_Set task:_ Select from the records below every line that has the word "background" in it.

_Exercise material:_
Start

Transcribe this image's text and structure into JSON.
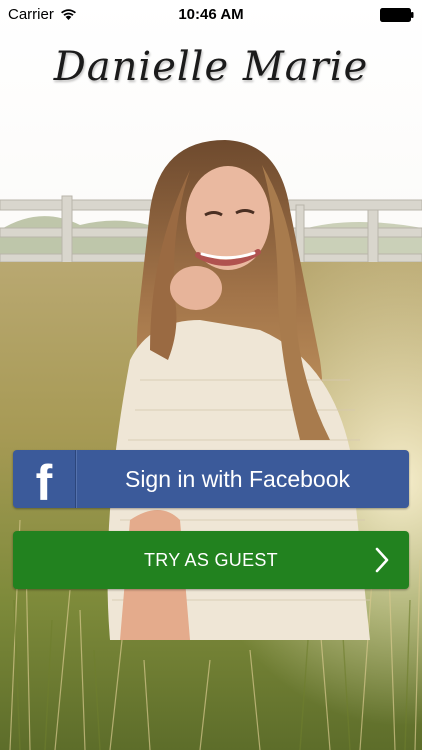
{
  "status_bar": {
    "carrier": "Carrier",
    "time": "10:46 AM",
    "wifi_icon": "wifi-icon",
    "battery_icon": "battery-icon"
  },
  "header": {
    "title": "Danielle Marie"
  },
  "buttons": {
    "facebook": {
      "label": "Sign in with Facebook",
      "icon": "facebook-icon",
      "icon_glyph": "f",
      "color": "#3b5a9a"
    },
    "guest": {
      "label": "TRY AS GUEST",
      "icon": "chevron-right-icon",
      "color": "#22821f"
    }
  },
  "background": {
    "description_icon": "background-photo"
  }
}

End

_Worked answer:_
  "background": {
    "description_icon": "background-photo"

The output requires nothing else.